Exercise objective >>
Look through the data for the string "Обыкновенный". Copy every line where it is found.
=== Task data ===
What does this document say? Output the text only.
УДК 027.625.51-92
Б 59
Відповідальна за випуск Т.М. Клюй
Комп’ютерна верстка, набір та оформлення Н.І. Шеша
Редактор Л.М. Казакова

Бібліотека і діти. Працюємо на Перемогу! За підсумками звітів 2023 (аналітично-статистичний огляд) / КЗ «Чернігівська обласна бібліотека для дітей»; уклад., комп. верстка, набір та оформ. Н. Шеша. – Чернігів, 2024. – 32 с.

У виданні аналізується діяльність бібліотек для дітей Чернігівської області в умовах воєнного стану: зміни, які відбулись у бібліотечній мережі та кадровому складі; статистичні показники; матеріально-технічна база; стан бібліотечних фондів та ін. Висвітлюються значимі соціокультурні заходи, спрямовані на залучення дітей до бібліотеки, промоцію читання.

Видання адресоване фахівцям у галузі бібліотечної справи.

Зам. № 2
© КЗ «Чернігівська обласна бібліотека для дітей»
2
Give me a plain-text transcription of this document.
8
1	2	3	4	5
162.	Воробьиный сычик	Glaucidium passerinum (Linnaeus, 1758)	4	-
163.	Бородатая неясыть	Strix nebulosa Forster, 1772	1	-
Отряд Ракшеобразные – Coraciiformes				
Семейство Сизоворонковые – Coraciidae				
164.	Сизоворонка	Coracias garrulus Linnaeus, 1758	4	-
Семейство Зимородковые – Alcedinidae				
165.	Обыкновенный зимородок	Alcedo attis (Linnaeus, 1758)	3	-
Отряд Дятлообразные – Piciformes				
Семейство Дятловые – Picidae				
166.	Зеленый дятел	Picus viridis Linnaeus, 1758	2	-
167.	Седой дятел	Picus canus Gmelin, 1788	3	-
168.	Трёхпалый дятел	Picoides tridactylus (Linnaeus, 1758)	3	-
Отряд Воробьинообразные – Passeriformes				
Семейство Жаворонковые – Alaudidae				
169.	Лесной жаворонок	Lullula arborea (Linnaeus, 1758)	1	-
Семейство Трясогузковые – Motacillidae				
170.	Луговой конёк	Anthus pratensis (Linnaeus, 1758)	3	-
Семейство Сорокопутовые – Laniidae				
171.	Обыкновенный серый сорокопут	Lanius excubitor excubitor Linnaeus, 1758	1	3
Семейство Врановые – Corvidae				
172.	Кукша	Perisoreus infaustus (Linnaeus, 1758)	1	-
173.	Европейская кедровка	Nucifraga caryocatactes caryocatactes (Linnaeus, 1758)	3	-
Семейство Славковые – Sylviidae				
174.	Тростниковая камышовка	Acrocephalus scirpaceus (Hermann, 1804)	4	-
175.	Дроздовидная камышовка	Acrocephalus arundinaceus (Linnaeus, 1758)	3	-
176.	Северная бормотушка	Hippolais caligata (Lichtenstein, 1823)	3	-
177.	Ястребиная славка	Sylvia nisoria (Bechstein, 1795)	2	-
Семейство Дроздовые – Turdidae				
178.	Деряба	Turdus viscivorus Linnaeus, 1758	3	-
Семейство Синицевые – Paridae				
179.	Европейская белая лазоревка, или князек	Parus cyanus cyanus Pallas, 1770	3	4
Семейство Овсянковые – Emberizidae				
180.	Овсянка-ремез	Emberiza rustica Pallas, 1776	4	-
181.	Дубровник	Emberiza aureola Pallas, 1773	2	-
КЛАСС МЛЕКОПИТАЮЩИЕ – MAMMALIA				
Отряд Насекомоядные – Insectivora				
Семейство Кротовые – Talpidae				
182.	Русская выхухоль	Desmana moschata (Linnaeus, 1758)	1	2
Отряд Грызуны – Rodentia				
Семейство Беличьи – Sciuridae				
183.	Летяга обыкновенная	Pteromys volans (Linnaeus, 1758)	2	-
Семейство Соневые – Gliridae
===
Exercise result >>
165.	Обыкновенный зимородок	Alcedo attis (Linnaeus, 1758)	3	-
171.	Обыкновенный серый сорокопут	Lanius excubitor excubitor Linnaeus, 1758	1	3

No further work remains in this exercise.